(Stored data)
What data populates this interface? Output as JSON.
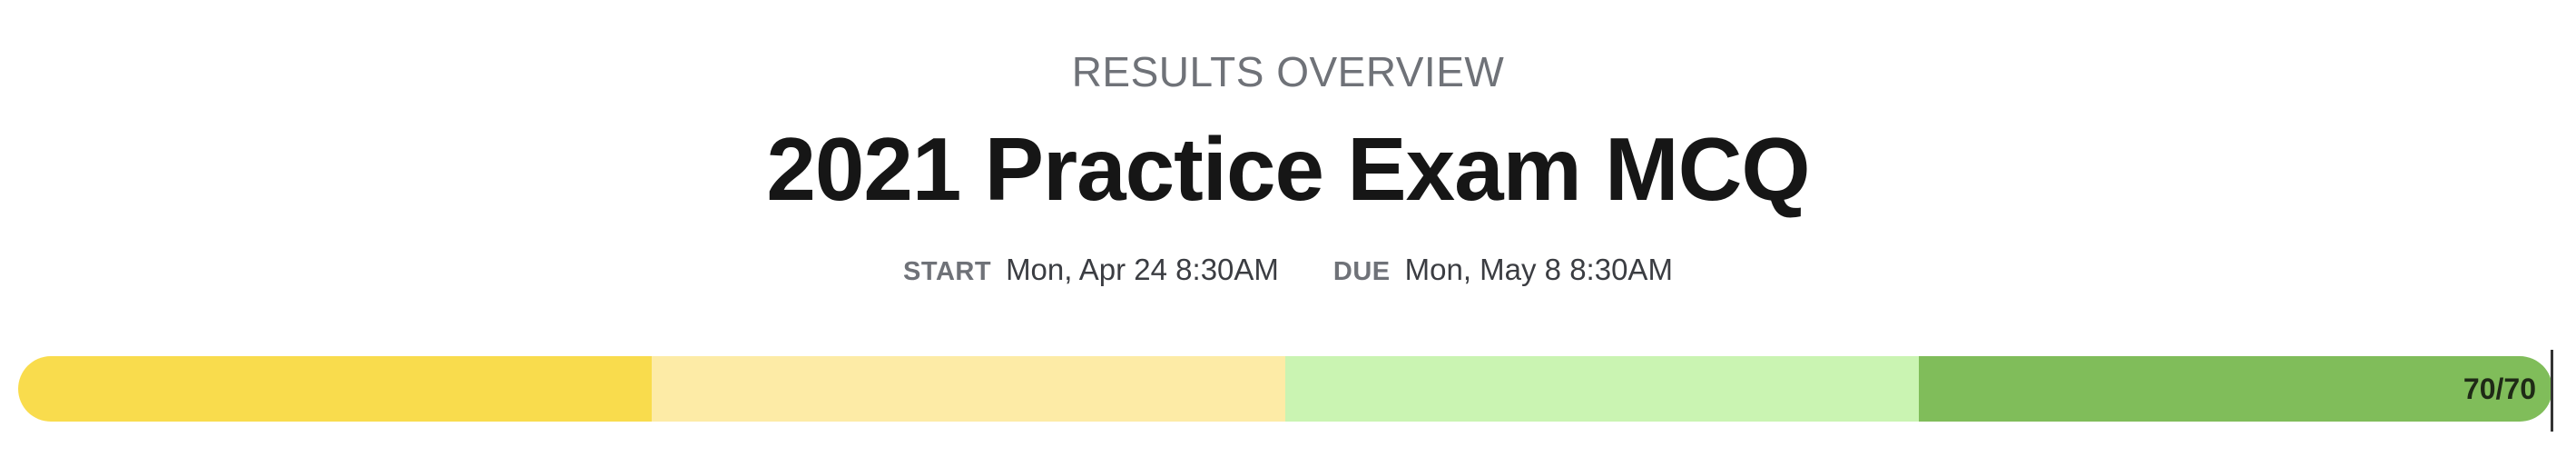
{
  "header": {
    "overview_label": "RESULTS OVERVIEW",
    "exam_title": "2021 Practice Exam MCQ"
  },
  "dates": {
    "start_label": "START",
    "start_value": "Mon, Apr 24 8:30AM",
    "due_label": "DUE",
    "due_value": "Mon, May 8 8:30AM"
  },
  "score": {
    "text": "70/70",
    "earned": 70,
    "total": 70
  },
  "progress_bands": [
    {
      "name": "band-1",
      "color": "#f9dc4d"
    },
    {
      "name": "band-2",
      "color": "#fdeba6"
    },
    {
      "name": "band-3",
      "color": "#caf4b2"
    },
    {
      "name": "band-4",
      "color": "#80bd5a"
    }
  ]
}
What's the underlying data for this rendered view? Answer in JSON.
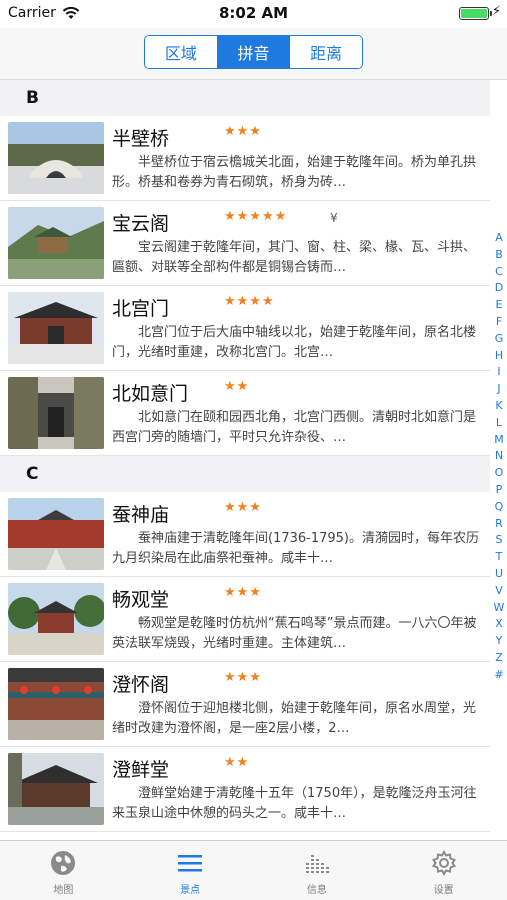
{
  "status": {
    "carrier": "Carrier",
    "time": "8:02 AM",
    "battery_percent": 100
  },
  "segments": [
    {
      "label": "区域",
      "active": false
    },
    {
      "label": "拼音",
      "active": true
    },
    {
      "label": "距离",
      "active": false
    }
  ],
  "sections": [
    {
      "letter": "B",
      "items": [
        {
          "name": "半壁桥",
          "stars": "★★★",
          "price": "",
          "desc": "半壁桥位于宿云檐城关北面，始建于乾隆年间。桥为单孔拱形。桥基和卷券为青石砌筑，桥身为砖…"
        },
        {
          "name": "宝云阁",
          "stars": "★★★★★",
          "price": "¥",
          "desc": "宝云阁建于乾隆年间，其门、窗、柱、梁、椽、瓦、斗拱、匾额、对联等全部构件都是铜锡合铸而…"
        },
        {
          "name": "北宫门",
          "stars": "★★★★",
          "price": "",
          "desc": "北宫门位于后大庙中轴线以北，始建于乾隆年间，原名北楼门，光绪时重建，改称北宫门。北宫…"
        },
        {
          "name": "北如意门",
          "stars": "★★",
          "price": "",
          "desc": "北如意门在颐和园西北角，北宫门西侧。清朝时北如意门是西宫门旁的随墙门，平时只允许杂役、…"
        }
      ]
    },
    {
      "letter": "C",
      "items": [
        {
          "name": "蚕神庙",
          "stars": "★★★",
          "price": "",
          "desc": "蚕神庙建于清乾隆年间(1736-1795)。清漪园时，每年农历九月织染局在此庙祭祀蚕神。咸丰十…"
        },
        {
          "name": "畅观堂",
          "stars": "★★★",
          "price": "",
          "desc": "畅观堂是乾隆时仿杭州“蕉石鸣琴”景点而建。一八六〇年被英法联军烧毁，光绪时重建。主体建筑…"
        },
        {
          "name": "澄怀阁",
          "stars": "★★★",
          "price": "",
          "desc": "澄怀阁位于迎旭楼北侧，始建于乾隆年间，原名水周堂，光绪时改建为澄怀阁，是一座2层小楼，2…"
        },
        {
          "name": "澄鲜堂",
          "stars": "★★",
          "price": "",
          "desc": "澄鲜堂始建于清乾隆十五年（1750年），是乾隆泛舟玉河往来玉泉山途中休憩的码头之一。咸丰十…"
        }
      ]
    }
  ],
  "index_letters": [
    "A",
    "B",
    "C",
    "D",
    "E",
    "F",
    "G",
    "H",
    "I",
    "J",
    "K",
    "L",
    "M",
    "N",
    "O",
    "P",
    "Q",
    "R",
    "S",
    "T",
    "U",
    "V",
    "W",
    "X",
    "Y",
    "Z",
    "#"
  ],
  "tabs": [
    {
      "label": "地图",
      "icon": "globe-icon",
      "active": false
    },
    {
      "label": "景点",
      "icon": "list-icon",
      "active": true
    },
    {
      "label": "信息",
      "icon": "equalizer-icon",
      "active": false
    },
    {
      "label": "设置",
      "icon": "gear-icon",
      "active": false
    }
  ],
  "colors": {
    "accent": "#1f7ae0",
    "stars": "#f5801e",
    "section_bg": "#f2f2f4"
  }
}
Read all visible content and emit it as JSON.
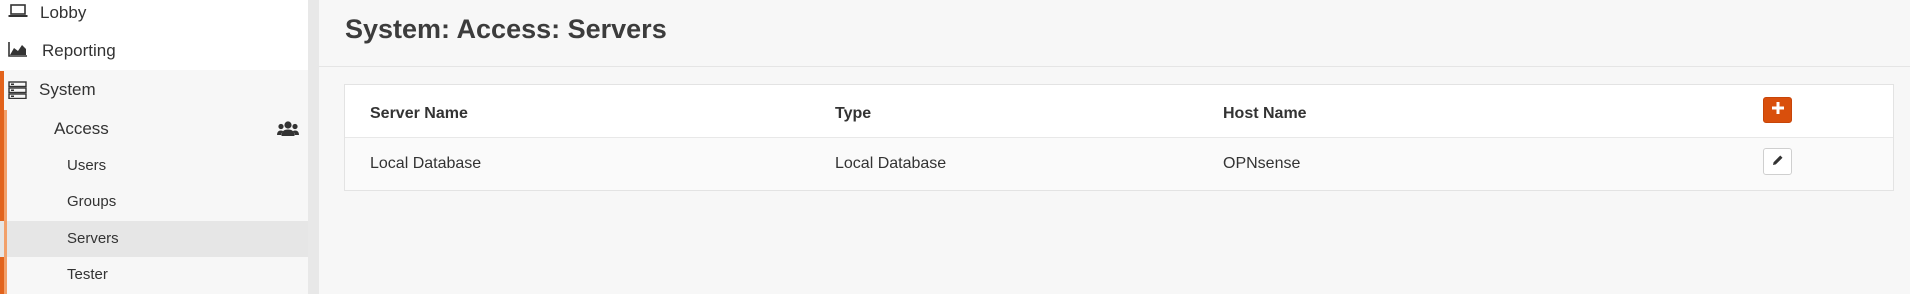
{
  "sidebar": {
    "items": [
      {
        "label": "Lobby",
        "icon": "laptop-icon"
      },
      {
        "label": "Reporting",
        "icon": "area-chart-icon"
      },
      {
        "label": "System",
        "icon": "server-icon"
      }
    ],
    "access": {
      "label": "Access",
      "icon": "users-icon"
    },
    "access_children": [
      "Users",
      "Groups",
      "Servers",
      "Tester"
    ],
    "active_child": "Servers"
  },
  "page": {
    "title": "System: Access: Servers"
  },
  "table": {
    "columns": [
      "Server Name",
      "Type",
      "Host Name"
    ],
    "rows": [
      {
        "server_name": "Local Database",
        "type": "Local Database",
        "host_name": "OPNsense"
      }
    ],
    "add_icon": "plus-icon",
    "edit_icon": "pencil-icon"
  },
  "colors": {
    "accent": "#e2631c",
    "add_button": "#d94f0c"
  }
}
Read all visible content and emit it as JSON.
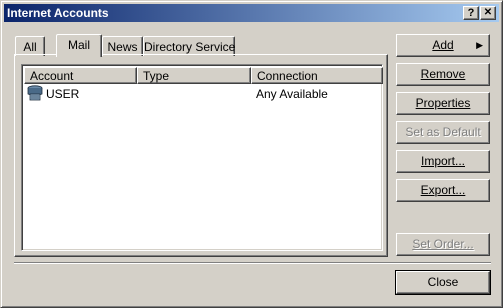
{
  "window": {
    "title": "Internet Accounts"
  },
  "titlebar_buttons": {
    "help": "?",
    "close": "✕"
  },
  "tabs": [
    {
      "label": "All"
    },
    {
      "label": "Mail"
    },
    {
      "label": "News"
    },
    {
      "label": "Directory Service"
    }
  ],
  "active_tab": "Mail",
  "list": {
    "columns": [
      "Account",
      "Type",
      "Connection"
    ],
    "rows": [
      {
        "account": "USER",
        "type": "",
        "connection": "Any Available",
        "icon": "mail-server-icon"
      }
    ]
  },
  "buttons": {
    "add": "Add",
    "remove": "Remove",
    "properties": "Properties",
    "set_default": "Set as Default",
    "import": "Import...",
    "export": "Export...",
    "set_order": "Set Order...",
    "close": "Close"
  },
  "colors": {
    "face": "#d4d0c8",
    "title_start": "#0a246a",
    "title_end": "#a6caf0",
    "disabled_text": "#808080"
  }
}
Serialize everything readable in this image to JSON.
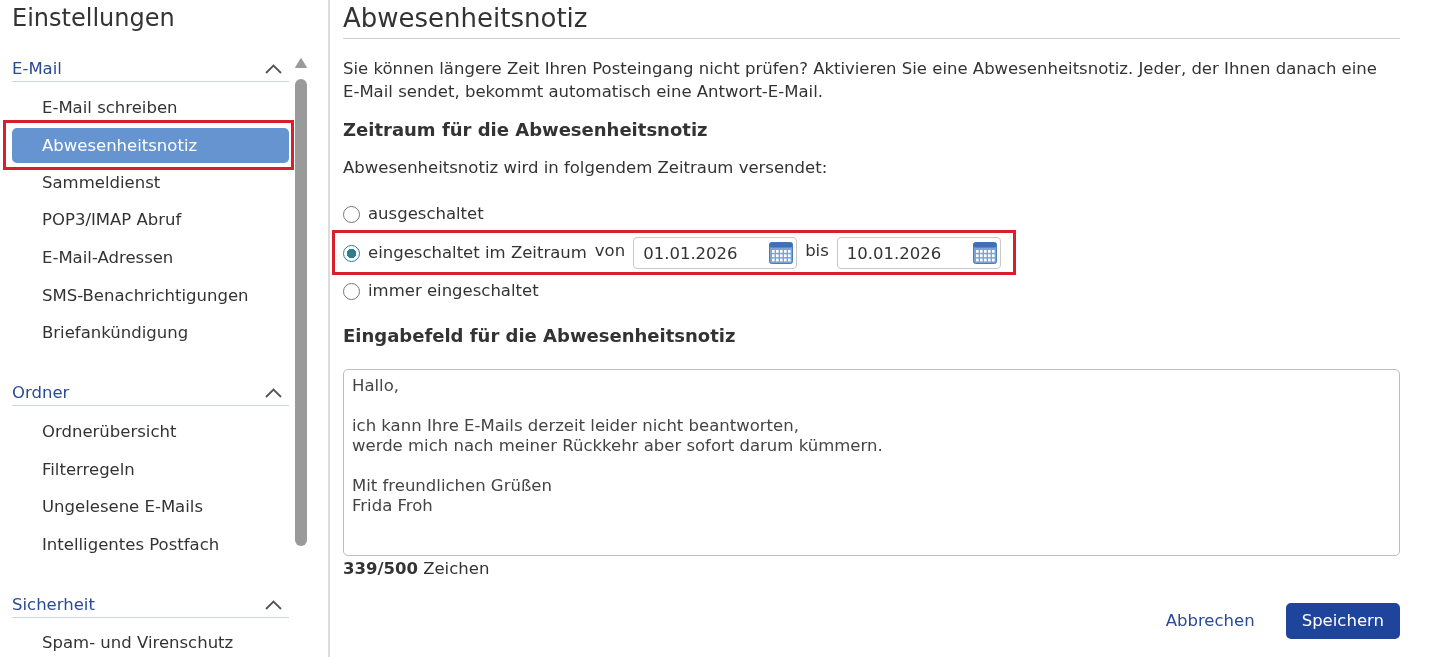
{
  "sidebar": {
    "title": "Einstellungen",
    "sections": [
      {
        "title": "E-Mail",
        "expanded": true,
        "items": [
          {
            "label": "E-Mail schreiben",
            "selected": false,
            "highlighted": false
          },
          {
            "label": "Abwesenheitsnotiz",
            "selected": true,
            "highlighted": true
          },
          {
            "label": "Sammeldienst",
            "selected": false,
            "highlighted": false
          },
          {
            "label": "POP3/IMAP Abruf",
            "selected": false,
            "highlighted": false
          },
          {
            "label": "E-Mail-Adressen",
            "selected": false,
            "highlighted": false
          },
          {
            "label": "SMS-Benachrichtigungen",
            "selected": false,
            "highlighted": false
          },
          {
            "label": "Briefankündigung",
            "selected": false,
            "highlighted": false
          }
        ]
      },
      {
        "title": "Ordner",
        "expanded": true,
        "items": [
          {
            "label": "Ordnerübersicht",
            "selected": false,
            "highlighted": false
          },
          {
            "label": "Filterregeln",
            "selected": false,
            "highlighted": false
          },
          {
            "label": "Ungelesene E-Mails",
            "selected": false,
            "highlighted": false
          },
          {
            "label": "Intelligentes Postfach",
            "selected": false,
            "highlighted": false
          }
        ]
      },
      {
        "title": "Sicherheit",
        "expanded": true,
        "items": [
          {
            "label": "Spam- und Virenschutz",
            "selected": false,
            "highlighted": false
          }
        ]
      }
    ]
  },
  "page": {
    "title": "Abwesenheitsnotiz",
    "intro": "Sie können längere Zeit Ihren Posteingang nicht prüfen? Aktivieren Sie eine Abwesenheitsnotiz. Jeder, der Ihnen danach eine E-Mail sendet, bekommt automatisch eine Antwort-E-Mail.",
    "period": {
      "heading": "Zeitraum für die Abwesenheitsnotiz",
      "caption": "Abwesenheitsnotiz wird in folgendem Zeitraum versendet:",
      "options": [
        {
          "kind": "plain",
          "label": "ausgeschaltet",
          "selected": false,
          "highlighted": false
        },
        {
          "kind": "range",
          "label": "eingeschaltet im Zeitraum",
          "selected": true,
          "highlighted": true,
          "from_label": "von",
          "from_value": "01.01.2026",
          "to_label": "bis",
          "to_value": "10.01.2026"
        },
        {
          "kind": "plain",
          "label": "immer eingeschaltet",
          "selected": false,
          "highlighted": false
        }
      ]
    },
    "message": {
      "heading": "Eingabefeld für die Abwesenheitsnotiz",
      "value": "Hallo,\n\nich kann Ihre E-Mails derzeit leider nicht beantworten,\nwerde mich nach meiner Rückkehr aber sofort darum kümmern.\n\nMit freundlichen Grüßen\nFrida Froh",
      "counter": "**339/500** Zeichen"
    },
    "buttons": [
      {
        "kind": "link",
        "label": "Abbrechen"
      },
      {
        "kind": "primary",
        "label": "Speichern"
      }
    ]
  }
}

**Description of the task:**
Select and copy each line from the data that includes the word "icon".

**Written reply:**
      "icon": "globe-icon",
      "icon": "list-icon",
      "icon": "equalizer-icon",
      "icon": "gear-icon",
        "icon": "laptop-icon"
        "icon": "area-chart-icon"
        "icon": "server-icon"
      "icon": "users-icon"
    "add_icon": "plus-icon",
    "edit_icon": "pencil-icon"
        "icon": "mail-server-icon"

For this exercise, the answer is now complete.